__Supplied material__
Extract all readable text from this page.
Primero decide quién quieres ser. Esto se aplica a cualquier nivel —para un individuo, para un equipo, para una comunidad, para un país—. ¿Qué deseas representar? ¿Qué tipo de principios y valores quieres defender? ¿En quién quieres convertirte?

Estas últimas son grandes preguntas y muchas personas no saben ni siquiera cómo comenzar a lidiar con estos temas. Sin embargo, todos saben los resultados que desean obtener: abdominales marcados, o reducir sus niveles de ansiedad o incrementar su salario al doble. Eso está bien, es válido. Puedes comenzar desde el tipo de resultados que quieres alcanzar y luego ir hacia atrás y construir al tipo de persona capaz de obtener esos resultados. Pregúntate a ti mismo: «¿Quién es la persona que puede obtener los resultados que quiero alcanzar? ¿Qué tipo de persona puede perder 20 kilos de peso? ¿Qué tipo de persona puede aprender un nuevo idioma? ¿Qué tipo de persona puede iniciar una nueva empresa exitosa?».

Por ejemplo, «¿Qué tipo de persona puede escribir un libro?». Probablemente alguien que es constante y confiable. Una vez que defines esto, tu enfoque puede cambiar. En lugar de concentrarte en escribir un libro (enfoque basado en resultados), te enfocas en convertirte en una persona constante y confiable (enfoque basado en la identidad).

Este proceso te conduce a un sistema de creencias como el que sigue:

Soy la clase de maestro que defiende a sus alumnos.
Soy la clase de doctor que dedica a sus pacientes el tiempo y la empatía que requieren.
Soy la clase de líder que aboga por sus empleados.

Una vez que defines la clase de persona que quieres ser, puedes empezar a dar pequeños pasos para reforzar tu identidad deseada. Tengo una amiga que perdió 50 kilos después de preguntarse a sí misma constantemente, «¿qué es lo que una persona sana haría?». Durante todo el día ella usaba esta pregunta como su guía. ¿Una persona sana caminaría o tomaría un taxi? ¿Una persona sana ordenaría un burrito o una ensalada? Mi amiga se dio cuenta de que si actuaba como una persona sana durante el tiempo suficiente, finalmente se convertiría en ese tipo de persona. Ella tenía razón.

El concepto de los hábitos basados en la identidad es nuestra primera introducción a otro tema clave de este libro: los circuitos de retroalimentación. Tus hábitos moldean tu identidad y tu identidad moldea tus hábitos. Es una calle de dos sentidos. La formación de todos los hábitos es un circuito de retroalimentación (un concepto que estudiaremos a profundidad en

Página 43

__Your task__
Count every line in the preceding entries where the string "libro" appears, then state only the total.

__Expected output__
2